• _GIVEN PROBLEM_
Type out the complete listing below word for word, without its pictures.

• _DATA IN THIS EXERCISE_
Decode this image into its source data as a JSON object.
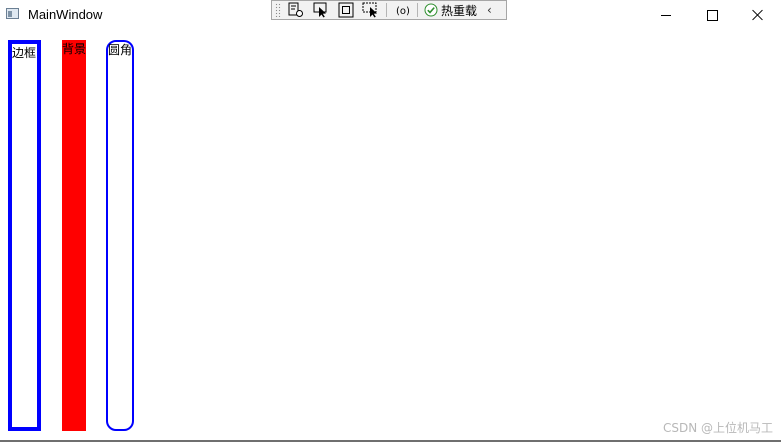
{
  "window": {
    "title": "MainWindow",
    "icon": "window-app-icon",
    "controls": [
      "minimize-icon",
      "maximize-icon",
      "close-icon"
    ]
  },
  "runtime_toolbar": {
    "items": [
      "live-visual-tree-icon",
      "select-element-icon",
      "display-layout-adorners-icon",
      "track-focus-icon",
      "binding-failures-icon"
    ],
    "hot_reload_label": "热重载",
    "hot_reload_status": "checkmark-icon",
    "collapse_icon": "chevron-left-icon"
  },
  "demos": {
    "border_label": "边框",
    "background_label": "背景",
    "corner_label": "圆角"
  },
  "colors": {
    "border": "#0000ff",
    "background": "#ff0000",
    "corner": "#0000ff"
  },
  "watermark": "CSDN @上位机马工"
}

• _WRITTEN ANSWER_
Decode this image into its source data as a JSON object.
{
  "window": {
    "title": "MainWindow",
    "icon": "window-app-icon",
    "controls": [
      "minimize-icon",
      "maximize-icon",
      "close-icon"
    ]
  },
  "runtime_toolbar": {
    "items": [
      "live-visual-tree-icon",
      "select-element-icon",
      "display-layout-adorners-icon",
      "track-focus-icon",
      "binding-failures-icon"
    ],
    "hot_reload_label": "热重载",
    "hot_reload_status": "checkmark-icon",
    "collapse_icon": "chevron-left-icon"
  },
  "demos": {
    "border_label": "边框",
    "background_label": "背景",
    "corner_label": "圆角"
  },
  "colors": {
    "border": "#0000ff",
    "background": "#ff0000",
    "corner": "#0000ff"
  },
  "watermark": "CSDN @上位机马工"
}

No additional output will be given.